● INPUT MATERIAL
BEGIN
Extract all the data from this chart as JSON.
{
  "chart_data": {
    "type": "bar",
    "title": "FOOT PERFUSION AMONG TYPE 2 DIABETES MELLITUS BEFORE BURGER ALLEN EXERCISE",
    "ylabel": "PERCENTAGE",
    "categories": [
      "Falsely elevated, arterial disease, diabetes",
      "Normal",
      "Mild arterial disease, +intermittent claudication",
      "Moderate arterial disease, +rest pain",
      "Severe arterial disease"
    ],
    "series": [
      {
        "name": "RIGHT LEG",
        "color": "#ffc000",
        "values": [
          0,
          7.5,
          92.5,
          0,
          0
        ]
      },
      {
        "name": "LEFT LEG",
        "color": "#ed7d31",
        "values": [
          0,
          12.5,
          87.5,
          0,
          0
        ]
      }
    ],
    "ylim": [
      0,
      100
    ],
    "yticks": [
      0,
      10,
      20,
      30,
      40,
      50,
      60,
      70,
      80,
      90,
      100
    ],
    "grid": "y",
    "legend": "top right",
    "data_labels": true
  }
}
END
All of the entries must be quoted exactly; please include each one.

● RESULT OF THE EXERCISE
Extract all the data from this chart as JSON.
{
  "chart_data": {
    "type": "bar",
    "title": "FOOT PERFUSION AMONG TYPE 2 DIABETES MELLITUS BEFORE BURGER ALLEN EXERCISE",
    "ylabel": "PERCENTAGE",
    "categories": [
      "Falsely elevated, arterial disease, diabetes",
      "Normal",
      "Mild arterial disease, +intermittent claudication",
      "Moderate arterial disease, +rest pain",
      "Severe arterial disease"
    ],
    "series": [
      {
        "name": "RIGHT LEG",
        "color": "#ffc000",
        "values": [
          0,
          7.5,
          92.5,
          0,
          0
        ]
      },
      {
        "name": "LEFT LEG",
        "color": "#ed7d31",
        "values": [
          0,
          12.5,
          87.5,
          0,
          0
        ]
      }
    ],
    "ylim": [
      0,
      100
    ],
    "yticks": [
      0,
      10,
      20,
      30,
      40,
      50,
      60,
      70,
      80,
      90,
      100
    ],
    "grid": "y",
    "legend": "top right",
    "data_labels": true
  }
}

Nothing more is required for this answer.